>> begin Data for processing

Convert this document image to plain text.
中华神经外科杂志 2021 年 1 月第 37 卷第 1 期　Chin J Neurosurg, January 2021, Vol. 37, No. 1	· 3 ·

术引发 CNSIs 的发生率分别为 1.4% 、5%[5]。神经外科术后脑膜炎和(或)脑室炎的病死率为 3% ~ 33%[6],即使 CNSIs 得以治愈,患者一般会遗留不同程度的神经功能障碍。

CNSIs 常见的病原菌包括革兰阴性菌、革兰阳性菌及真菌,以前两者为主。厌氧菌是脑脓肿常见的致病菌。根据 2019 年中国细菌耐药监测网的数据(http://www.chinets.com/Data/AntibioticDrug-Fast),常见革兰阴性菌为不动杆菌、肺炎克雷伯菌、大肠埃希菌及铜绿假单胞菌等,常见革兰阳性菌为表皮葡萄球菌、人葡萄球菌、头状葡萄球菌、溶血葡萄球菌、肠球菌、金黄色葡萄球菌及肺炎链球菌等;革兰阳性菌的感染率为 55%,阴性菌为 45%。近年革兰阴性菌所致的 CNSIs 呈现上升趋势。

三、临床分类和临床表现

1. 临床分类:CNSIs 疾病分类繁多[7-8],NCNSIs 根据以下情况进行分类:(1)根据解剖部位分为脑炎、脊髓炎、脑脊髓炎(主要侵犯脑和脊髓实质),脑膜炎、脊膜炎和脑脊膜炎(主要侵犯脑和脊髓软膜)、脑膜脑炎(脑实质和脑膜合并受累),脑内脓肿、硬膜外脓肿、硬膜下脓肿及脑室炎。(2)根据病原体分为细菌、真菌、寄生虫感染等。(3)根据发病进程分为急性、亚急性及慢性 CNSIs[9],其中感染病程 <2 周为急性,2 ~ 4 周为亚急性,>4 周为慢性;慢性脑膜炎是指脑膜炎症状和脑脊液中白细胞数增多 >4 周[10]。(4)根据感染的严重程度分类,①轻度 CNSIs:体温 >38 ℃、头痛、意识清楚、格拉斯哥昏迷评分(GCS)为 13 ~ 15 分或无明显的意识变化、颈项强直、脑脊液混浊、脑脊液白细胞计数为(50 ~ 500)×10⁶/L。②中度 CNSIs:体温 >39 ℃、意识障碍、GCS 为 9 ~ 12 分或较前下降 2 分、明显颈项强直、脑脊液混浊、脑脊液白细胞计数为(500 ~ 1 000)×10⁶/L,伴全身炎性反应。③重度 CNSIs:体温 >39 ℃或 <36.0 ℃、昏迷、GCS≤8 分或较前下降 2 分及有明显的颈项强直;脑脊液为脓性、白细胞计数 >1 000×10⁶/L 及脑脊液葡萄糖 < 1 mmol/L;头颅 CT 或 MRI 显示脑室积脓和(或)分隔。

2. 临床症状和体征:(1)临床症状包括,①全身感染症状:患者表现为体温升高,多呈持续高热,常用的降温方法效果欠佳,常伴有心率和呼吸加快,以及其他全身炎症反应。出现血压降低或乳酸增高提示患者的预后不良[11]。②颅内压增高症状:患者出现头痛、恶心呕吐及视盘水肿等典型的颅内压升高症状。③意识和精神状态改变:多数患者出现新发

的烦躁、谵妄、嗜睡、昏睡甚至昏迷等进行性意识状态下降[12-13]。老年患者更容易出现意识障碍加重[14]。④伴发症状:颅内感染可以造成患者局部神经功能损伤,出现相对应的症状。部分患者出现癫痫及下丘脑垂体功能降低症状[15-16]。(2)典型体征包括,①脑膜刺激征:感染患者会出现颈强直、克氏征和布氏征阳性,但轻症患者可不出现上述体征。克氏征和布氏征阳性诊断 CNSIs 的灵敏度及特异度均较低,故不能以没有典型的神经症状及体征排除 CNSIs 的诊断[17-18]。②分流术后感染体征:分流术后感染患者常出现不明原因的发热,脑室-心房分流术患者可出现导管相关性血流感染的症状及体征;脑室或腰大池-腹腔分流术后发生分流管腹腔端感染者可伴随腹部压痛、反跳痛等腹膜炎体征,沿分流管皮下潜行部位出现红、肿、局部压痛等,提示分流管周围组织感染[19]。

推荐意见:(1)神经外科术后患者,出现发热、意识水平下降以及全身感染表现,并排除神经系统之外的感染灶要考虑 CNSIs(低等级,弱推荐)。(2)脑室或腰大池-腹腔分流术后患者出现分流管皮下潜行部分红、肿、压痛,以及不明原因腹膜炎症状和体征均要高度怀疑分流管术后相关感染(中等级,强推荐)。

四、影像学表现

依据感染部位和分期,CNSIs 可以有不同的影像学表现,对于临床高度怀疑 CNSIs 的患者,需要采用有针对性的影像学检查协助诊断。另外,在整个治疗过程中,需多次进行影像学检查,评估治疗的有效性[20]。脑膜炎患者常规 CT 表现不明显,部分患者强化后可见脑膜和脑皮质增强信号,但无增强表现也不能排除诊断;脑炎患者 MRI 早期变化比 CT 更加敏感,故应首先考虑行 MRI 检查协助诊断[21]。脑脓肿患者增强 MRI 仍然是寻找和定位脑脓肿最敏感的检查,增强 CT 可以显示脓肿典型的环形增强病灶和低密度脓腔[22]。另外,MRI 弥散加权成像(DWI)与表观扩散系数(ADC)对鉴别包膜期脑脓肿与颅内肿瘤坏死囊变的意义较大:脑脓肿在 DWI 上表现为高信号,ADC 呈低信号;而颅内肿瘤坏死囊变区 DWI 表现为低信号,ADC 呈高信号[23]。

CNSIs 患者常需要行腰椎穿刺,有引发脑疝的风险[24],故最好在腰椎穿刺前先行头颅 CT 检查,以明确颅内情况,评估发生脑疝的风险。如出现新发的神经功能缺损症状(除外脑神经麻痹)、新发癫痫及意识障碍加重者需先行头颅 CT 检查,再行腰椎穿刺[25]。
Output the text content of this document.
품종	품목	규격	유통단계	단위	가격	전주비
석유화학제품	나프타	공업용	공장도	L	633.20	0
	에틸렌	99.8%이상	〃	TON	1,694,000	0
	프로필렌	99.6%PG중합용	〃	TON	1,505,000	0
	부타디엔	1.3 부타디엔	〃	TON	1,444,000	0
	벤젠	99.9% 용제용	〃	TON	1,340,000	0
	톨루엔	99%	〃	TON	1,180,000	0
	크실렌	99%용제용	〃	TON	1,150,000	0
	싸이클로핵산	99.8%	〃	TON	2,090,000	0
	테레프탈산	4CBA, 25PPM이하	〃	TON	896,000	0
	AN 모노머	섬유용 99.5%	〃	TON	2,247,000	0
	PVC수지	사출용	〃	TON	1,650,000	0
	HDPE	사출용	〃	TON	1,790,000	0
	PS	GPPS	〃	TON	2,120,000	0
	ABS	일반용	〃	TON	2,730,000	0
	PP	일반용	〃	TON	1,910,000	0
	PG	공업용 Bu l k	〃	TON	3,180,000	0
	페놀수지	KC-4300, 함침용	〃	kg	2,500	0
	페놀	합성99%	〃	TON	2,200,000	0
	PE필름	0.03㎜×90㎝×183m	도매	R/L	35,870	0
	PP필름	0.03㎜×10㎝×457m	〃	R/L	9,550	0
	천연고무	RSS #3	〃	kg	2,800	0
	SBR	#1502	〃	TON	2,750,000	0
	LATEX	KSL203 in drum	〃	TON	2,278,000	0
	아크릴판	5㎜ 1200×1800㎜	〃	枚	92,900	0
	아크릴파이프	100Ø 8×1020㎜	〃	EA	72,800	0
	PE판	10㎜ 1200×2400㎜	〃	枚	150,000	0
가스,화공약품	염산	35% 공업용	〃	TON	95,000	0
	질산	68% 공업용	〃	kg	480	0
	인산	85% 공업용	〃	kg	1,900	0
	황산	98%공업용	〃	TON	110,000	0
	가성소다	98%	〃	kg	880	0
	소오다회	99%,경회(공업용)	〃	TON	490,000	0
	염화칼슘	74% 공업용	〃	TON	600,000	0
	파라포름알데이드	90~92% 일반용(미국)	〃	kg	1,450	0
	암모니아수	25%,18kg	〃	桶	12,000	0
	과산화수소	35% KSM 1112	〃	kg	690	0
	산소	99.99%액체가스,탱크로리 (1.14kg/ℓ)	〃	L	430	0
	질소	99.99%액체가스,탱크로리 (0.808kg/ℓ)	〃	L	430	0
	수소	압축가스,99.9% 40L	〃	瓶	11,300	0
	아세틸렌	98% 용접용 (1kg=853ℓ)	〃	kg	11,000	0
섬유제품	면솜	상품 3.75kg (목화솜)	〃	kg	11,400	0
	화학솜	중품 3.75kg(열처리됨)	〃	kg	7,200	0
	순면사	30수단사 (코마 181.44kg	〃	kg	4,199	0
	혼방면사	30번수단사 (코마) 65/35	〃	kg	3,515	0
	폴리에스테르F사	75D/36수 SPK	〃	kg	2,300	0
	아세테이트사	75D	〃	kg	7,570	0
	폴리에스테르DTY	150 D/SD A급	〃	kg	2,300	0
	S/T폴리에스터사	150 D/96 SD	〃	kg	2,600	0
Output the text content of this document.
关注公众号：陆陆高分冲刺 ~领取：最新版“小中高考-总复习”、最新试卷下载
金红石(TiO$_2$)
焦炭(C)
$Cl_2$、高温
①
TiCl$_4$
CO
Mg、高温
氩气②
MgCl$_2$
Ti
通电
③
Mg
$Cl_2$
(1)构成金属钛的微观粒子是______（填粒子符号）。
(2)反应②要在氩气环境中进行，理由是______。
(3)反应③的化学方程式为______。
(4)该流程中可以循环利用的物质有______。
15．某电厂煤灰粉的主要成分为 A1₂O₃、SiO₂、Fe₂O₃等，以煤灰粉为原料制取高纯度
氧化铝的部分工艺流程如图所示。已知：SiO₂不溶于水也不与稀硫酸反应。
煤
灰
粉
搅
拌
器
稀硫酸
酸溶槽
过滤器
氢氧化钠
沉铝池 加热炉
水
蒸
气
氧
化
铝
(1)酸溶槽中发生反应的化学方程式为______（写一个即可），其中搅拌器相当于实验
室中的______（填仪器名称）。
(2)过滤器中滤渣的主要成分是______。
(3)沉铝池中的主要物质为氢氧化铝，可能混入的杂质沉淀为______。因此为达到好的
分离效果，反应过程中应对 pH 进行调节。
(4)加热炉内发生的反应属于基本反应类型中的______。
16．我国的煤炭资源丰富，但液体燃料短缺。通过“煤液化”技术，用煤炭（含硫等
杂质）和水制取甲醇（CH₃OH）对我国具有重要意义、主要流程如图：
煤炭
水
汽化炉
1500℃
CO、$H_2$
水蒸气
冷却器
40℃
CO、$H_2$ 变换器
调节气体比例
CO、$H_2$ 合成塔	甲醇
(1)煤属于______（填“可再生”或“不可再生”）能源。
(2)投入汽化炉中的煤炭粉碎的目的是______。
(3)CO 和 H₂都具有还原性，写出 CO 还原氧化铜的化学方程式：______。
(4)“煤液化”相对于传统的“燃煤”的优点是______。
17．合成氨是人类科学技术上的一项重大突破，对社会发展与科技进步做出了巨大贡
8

>> end Data for processing

Show, from the listing above, each line that contains the word "액체가스".

**Reply**
	산소	99.99%액체가스,탱크로리 (1.14kg/ℓ)	〃	L	430	0
	질소	99.99%액체가스,탱크로리 (0.808kg/ℓ)	〃	L	430	0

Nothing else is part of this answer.